**Goal:** Output all the entries word for word. Omit the pictures.
--- START OF Record list ---
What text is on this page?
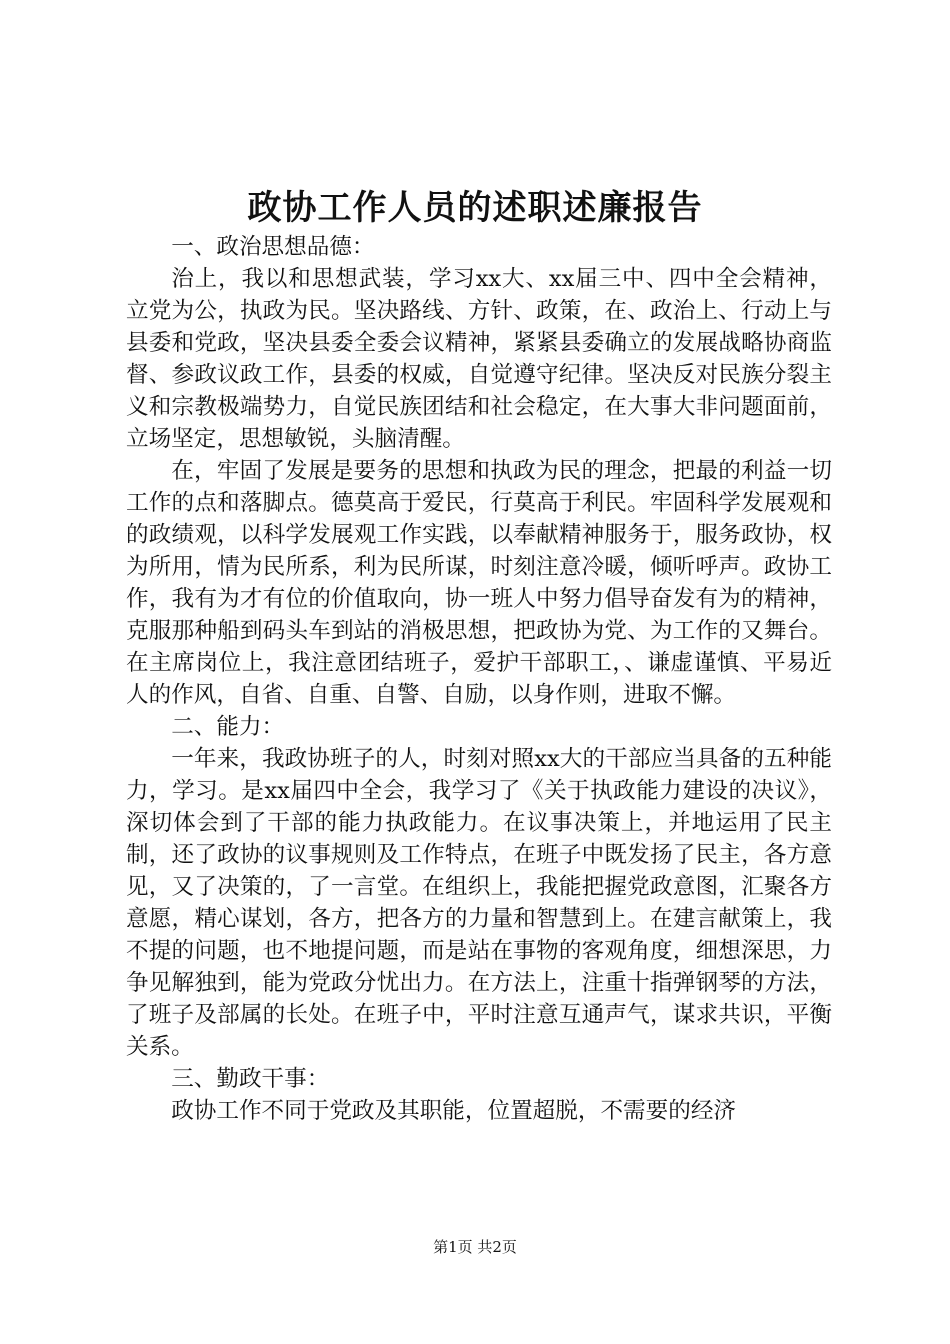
政协工作人员的述职述廉报告

一、政治思想品德：

治上，我以和思想武装，学习xx大、xx届三中、四中全会精神，立党为公，执政为民。坚决路线、方针、政策，在、政治上、行动上与县委和党政，坚决县委全委会议精神，紧紧县委确立的发展战略协商监督、参政议政工作，县委的权威，自觉遵守纪律。坚决反对民族分裂主义和宗教极端势力，自觉民族团结和社会稳定，在大事大非问题面前，立场坚定，思想敏锐，头脑清醒。

在，牢固了发展是要务的思想和执政为民的理念，把最的利益一切工作的点和落脚点。德莫高于爱民，行莫高于利民。牢固科学发展观和的政绩观，以科学发展观工作实践，以奉献精神服务于，服务政协，权为所用，情为民所系，利为民所谋，时刻注意冷暖，倾听呼声。政协工作，我有为才有位的价值取向，协一班人中努力倡导奋发有为的精神，克服那种船到码头车到站的消极思想，把政协为党、为工作的又舞台。在主席岗位上，我注意团结班子，爱护干部职工，、谦虚谨慎、平易近人的作风，自省、自重、自警、自励，以身作则，进取不懈。

二、能力：

一年来，我政协班子的人，时刻对照xx大的干部应当具备的五种能力，学习。是xx届四中全会，我学习了《关于执政能力建设的决议》，深切体会到了干部的能力执政能力。在议事决策上，并地运用了民主制，还了政协的议事规则及工作特点，在班子中既发扬了民主，各方意见，又了决策的，了一言堂。在组织上，我能把握党政意图，汇聚各方意愿，精心谋划，各方，把各方的力量和智慧到上。在建言献策上，我不提的问题，也不地提问题，而是站在事物的客观角度，细想深思，力争见解独到，能为党政分忧出力。在方法上，注重十指弹钢琴的方法，了班子及部属的长处。在班子中，平时注意互通声气，谋求共识，平衡关系。

三、勤政干事：

政协工作不同于党政及其职能，位置超脱，不需要的经济

第1页 共2页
--- END OF Record list ---
**Solved problem:**
What text is on this page?
政协工作人员的述职述廉报告

一、政治思想品德：

治上，我以和思想武装，学习xx大、xx届三中、四中全会精神，立党为公，执政为民。坚决路线、方针、政策，在、政治上、行动上与县委和党政，坚决县委全委会议精神，紧紧县委确立的发展战略协商监督、参政议政工作，县委的权威，自觉遵守纪律。坚决反对民族分裂主义和宗教极端势力，自觉民族团结和社会稳定，在大事大非问题面前，立场坚定，思想敏锐，头脑清醒。

在，牢固了发展是要务的思想和执政为民的理念，把最的利益一切工作的点和落脚点。德莫高于爱民，行莫高于利民。牢固科学发展观和的政绩观，以科学发展观工作实践，以奉献精神服务于，服务政协，权为所用，情为民所系，利为民所谋，时刻注意冷暖，倾听呼声。政协工作，我有为才有位的价值取向，协一班人中努力倡导奋发有为的精神，克服那种船到码头车到站的消极思想，把政协为党、为工作的又舞台。在主席岗位上，我注意团结班子，爱护干部职工，、谦虚谨慎、平易近人的作风，自省、自重、自警、自励，以身作则，进取不懈。

二、能力：

一年来，我政协班子的人，时刻对照xx大的干部应当具备的五种能力，学习。是xx届四中全会，我学习了《关于执政能力建设的决议》，深切体会到了干部的能力执政能力。在议事决策上，并地运用了民主制，还了政协的议事规则及工作特点，在班子中既发扬了民主，各方意见，又了决策的，了一言堂。在组织上，我能把握党政意图，汇聚各方意愿，精心谋划，各方，把各方的力量和智慧到上。在建言献策上，我不提的问题，也不地提问题，而是站在事物的客观角度，细想深思，力争见解独到，能为党政分忧出力。在方法上，注重十指弹钢琴的方法，了班子及部属的长处。在班子中，平时注意互通声气，谋求共识，平衡关系。

三、勤政干事：

政协工作不同于党政及其职能，位置超脱，不需要的经济

第1页 共2页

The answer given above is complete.